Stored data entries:
____

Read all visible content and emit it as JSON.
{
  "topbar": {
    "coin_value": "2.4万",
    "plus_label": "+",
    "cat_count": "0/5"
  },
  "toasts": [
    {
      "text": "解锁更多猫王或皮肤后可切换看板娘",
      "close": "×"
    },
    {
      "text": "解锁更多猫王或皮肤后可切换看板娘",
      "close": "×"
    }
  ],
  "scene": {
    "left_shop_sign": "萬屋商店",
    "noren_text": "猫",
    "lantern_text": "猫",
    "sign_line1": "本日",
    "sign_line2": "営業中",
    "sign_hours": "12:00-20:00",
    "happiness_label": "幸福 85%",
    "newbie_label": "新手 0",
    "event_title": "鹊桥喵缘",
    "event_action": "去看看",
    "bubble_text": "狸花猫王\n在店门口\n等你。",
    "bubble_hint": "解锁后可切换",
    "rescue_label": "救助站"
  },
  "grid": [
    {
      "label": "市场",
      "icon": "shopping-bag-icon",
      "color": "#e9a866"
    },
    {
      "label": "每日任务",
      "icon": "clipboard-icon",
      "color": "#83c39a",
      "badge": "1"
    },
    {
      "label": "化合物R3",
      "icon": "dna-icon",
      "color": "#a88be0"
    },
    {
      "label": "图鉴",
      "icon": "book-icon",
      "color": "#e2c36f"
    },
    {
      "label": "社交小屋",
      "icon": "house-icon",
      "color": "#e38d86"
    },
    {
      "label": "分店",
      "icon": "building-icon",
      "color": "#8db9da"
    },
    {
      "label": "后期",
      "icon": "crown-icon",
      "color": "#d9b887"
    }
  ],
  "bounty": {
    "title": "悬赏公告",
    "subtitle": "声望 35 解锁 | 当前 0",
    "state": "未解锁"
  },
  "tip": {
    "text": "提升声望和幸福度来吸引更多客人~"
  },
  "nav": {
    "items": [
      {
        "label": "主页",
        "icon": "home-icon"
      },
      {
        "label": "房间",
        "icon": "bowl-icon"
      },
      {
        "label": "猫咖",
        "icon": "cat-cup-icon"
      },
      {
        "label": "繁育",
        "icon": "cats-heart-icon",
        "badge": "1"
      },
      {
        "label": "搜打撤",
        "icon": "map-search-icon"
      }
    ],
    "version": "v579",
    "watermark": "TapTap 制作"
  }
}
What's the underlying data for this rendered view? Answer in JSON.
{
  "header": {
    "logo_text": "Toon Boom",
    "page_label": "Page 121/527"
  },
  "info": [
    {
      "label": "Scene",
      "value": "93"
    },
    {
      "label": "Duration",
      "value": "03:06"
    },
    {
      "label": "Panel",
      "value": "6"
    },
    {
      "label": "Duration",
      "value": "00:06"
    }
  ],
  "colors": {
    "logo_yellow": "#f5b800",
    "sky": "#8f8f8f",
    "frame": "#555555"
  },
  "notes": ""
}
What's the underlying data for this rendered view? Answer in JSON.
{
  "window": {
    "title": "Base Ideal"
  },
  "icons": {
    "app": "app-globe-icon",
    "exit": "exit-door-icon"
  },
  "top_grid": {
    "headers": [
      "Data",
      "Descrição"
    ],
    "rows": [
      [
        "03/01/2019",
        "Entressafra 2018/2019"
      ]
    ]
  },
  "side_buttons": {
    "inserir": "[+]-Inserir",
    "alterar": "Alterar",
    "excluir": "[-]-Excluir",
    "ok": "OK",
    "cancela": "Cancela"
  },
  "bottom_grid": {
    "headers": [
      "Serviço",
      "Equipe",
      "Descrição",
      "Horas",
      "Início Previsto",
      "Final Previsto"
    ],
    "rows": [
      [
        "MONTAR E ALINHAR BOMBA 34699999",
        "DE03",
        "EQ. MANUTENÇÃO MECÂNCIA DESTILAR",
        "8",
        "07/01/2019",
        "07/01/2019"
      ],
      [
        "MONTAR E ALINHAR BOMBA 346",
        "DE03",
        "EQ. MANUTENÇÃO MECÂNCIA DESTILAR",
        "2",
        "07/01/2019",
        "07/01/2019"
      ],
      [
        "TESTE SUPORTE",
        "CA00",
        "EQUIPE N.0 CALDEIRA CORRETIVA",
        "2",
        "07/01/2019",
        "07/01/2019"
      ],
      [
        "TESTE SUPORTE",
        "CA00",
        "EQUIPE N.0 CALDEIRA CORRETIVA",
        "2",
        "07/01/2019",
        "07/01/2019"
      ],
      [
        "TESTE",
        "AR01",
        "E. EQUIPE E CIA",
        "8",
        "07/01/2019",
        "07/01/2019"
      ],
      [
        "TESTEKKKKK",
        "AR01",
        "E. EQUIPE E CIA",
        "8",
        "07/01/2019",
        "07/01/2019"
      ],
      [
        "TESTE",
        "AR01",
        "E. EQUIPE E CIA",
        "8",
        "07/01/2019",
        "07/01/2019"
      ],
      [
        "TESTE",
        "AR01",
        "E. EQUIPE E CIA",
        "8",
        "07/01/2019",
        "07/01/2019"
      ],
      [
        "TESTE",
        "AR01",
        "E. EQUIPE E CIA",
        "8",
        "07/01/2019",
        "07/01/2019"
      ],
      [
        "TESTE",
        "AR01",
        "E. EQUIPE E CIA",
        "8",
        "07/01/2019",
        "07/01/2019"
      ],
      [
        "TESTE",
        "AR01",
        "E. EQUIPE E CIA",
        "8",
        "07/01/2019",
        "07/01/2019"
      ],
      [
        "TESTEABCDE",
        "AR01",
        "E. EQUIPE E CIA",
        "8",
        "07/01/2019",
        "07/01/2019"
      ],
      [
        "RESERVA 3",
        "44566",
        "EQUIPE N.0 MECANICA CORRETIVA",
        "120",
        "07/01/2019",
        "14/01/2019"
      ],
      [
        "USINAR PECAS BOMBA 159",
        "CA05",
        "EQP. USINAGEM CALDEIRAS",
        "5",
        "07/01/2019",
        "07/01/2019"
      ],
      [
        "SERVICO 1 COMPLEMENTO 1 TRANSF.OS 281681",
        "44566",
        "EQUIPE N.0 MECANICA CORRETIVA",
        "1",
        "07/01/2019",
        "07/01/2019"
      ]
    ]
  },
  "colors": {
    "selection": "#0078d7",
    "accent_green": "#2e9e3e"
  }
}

____

*To be done*:
Extract the complete listing verbatim.

*The completed task*:
Read all visible content and emit it as JSON.
{
  "topbar": {
    "coin_value": "2.4万",
    "plus_label": "+",
    "cat_count": "0/5"
  },
  "toasts": [
    {
      "text": "解锁更多猫王或皮肤后可切换看板娘",
      "close": "×"
    },
    {
      "text": "解锁更多猫王或皮肤后可切换看板娘",
      "close": "×"
    }
  ],
  "scene": {
    "left_shop_sign": "萬屋商店",
    "noren_text": "猫",
    "lantern_text": "猫",
    "sign_line1": "本日",
    "sign_line2": "営業中",
    "sign_hours": "12:00-20:00",
    "happiness_label": "幸福 85%",
    "newbie_label": "新手 0",
    "event_title": "鹊桥喵缘",
    "event_action": "去看看",
    "bubble_text": "狸花猫王\n在店门口\n等你。",
    "bubble_hint": "解锁后可切换",
    "rescue_label": "救助站"
  },
  "grid": [
    {
      "label": "市场",
      "icon": "shopping-bag-icon",
      "color": "#e9a866"
    },
    {
      "label": "每日任务",
      "icon": "clipboard-icon",
      "color": "#83c39a",
      "badge": "1"
    },
    {
      "label": "化合物R3",
      "icon": "dna-icon",
      "color": "#a88be0"
    },
    {
      "label": "图鉴",
      "icon": "book-icon",
      "color": "#e2c36f"
    },
    {
      "label": "社交小屋",
      "icon": "house-icon",
      "color": "#e38d86"
    },
    {
      "label": "分店",
      "icon": "building-icon",
      "color": "#8db9da"
    },
    {
      "label": "后期",
      "icon": "crown-icon",
      "color": "#d9b887"
    }
  ],
  "bounty": {
    "title": "悬赏公告",
    "subtitle": "声望 35 解锁 | 当前 0",
    "state": "未解锁"
  },
  "tip": {
    "text": "提升声望和幸福度来吸引更多客人~"
  },
  "nav": {
    "items": [
      {
        "label": "主页",
        "icon": "home-icon"
      },
      {
        "label": "房间",
        "icon": "bowl-icon"
      },
      {
        "label": "猫咖",
        "icon": "cat-cup-icon"
      },
      {
        "label": "繁育",
        "icon": "cats-heart-icon",
        "badge": "1"
      },
      {
        "label": "搜打撤",
        "icon": "map-search-icon"
      }
    ],
    "version": "v579",
    "watermark": "TapTap 制作"
  }
}
What's the underlying data for this rendered view? Answer in JSON.
{
  "header": {
    "logo_text": "Toon Boom",
    "page_label": "Page 121/527"
  },
  "info": [
    {
      "label": "Scene",
      "value": "93"
    },
    {
      "label": "Duration",
      "value": "03:06"
    },
    {
      "label": "Panel",
      "value": "6"
    },
    {
      "label": "Duration",
      "value": "00:06"
    }
  ],
  "colors": {
    "logo_yellow": "#f5b800",
    "sky": "#8f8f8f",
    "frame": "#555555"
  },
  "notes": ""
}
What's the underlying data for this rendered view? Answer in JSON.
{
  "window": {
    "title": "Base Ideal"
  },
  "icons": {
    "app": "app-globe-icon",
    "exit": "exit-door-icon"
  },
  "top_grid": {
    "headers": [
      "Data",
      "Descrição"
    ],
    "rows": [
      [
        "03/01/2019",
        "Entressafra 2018/2019"
      ]
    ]
  },
  "side_buttons": {
    "inserir": "[+]-Inserir",
    "alterar": "Alterar",
    "excluir": "[-]-Excluir",
    "ok": "OK",
    "cancela": "Cancela"
  },
  "bottom_grid": {
    "headers": [
      "Serviço",
      "Equipe",
      "Descrição",
      "Horas",
      "Início Previsto",
      "Final Previsto"
    ],
    "rows": [
      [
        "MONTAR E ALINHAR BOMBA 34699999",
        "DE03",
        "EQ. MANUTENÇÃO MECÂNCIA DESTILAR",
        "8",
        "07/01/2019",
        "07/01/2019"
      ],
      [
        "MONTAR E ALINHAR BOMBA 346",
        "DE03",
        "EQ. MANUTENÇÃO MECÂNCIA DESTILAR",
        "2",
        "07/01/2019",
        "07/01/2019"
      ],
      [
        "TESTE SUPORTE",
        "CA00",
        "EQUIPE N.0 CALDEIRA CORRETIVA",
        "2",
        "07/01/2019",
        "07/01/2019"
      ],
      [
        "TESTE SUPORTE",
        "CA00",
        "EQUIPE N.0 CALDEIRA CORRETIVA",
        "2",
        "07/01/2019",
        "07/01/2019"
      ],
      [
        "TESTE",
        "AR01",
        "E. EQUIPE E CIA",
        "8",
        "07/01/2019",
        "07/01/2019"
      ],
      [
        "TESTEKKKKK",
        "AR01",
        "E. EQUIPE E CIA",
        "8",
        "07/01/2019",
        "07/01/2019"
      ],
      [
        "TESTE",
        "AR01",
        "E. EQUIPE E CIA",
        "8",
        "07/01/2019",
        "07/01/2019"
      ],
      [
        "TESTE",
        "AR01",
        "E. EQUIPE E CIA",
        "8",
        "07/01/2019",
        "07/01/2019"
      ],
      [
        "TESTE",
        "AR01",
        "E. EQUIPE E CIA",
        "8",
        "07/01/2019",
        "07/01/2019"
      ],
      [
        "TESTE",
        "AR01",
        "E. EQUIPE E CIA",
        "8",
        "07/01/2019",
        "07/01/2019"
      ],
      [
        "TESTE",
        "AR01",
        "E. EQUIPE E CIA",
        "8",
        "07/01/2019",
        "07/01/2019"
      ],
      [
        "TESTEABCDE",
        "AR01",
        "E. EQUIPE E CIA",
        "8",
        "07/01/2019",
        "07/01/2019"
      ],
      [
        "RESERVA 3",
        "44566",
        "EQUIPE N.0 MECANICA CORRETIVA",
        "120",
        "07/01/2019",
        "14/01/2019"
      ],
      [
        "USINAR PECAS BOMBA 159",
        "CA05",
        "EQP. USINAGEM CALDEIRAS",
        "5",
        "07/01/2019",
        "07/01/2019"
      ],
      [
        "SERVICO 1 COMPLEMENTO 1 TRANSF.OS 281681",
        "44566",
        "EQUIPE N.0 MECANICA CORRETIVA",
        "1",
        "07/01/2019",
        "07/01/2019"
      ]
    ]
  },
  "colors": {
    "selection": "#0078d7",
    "accent_green": "#2e9e3e"
  }
}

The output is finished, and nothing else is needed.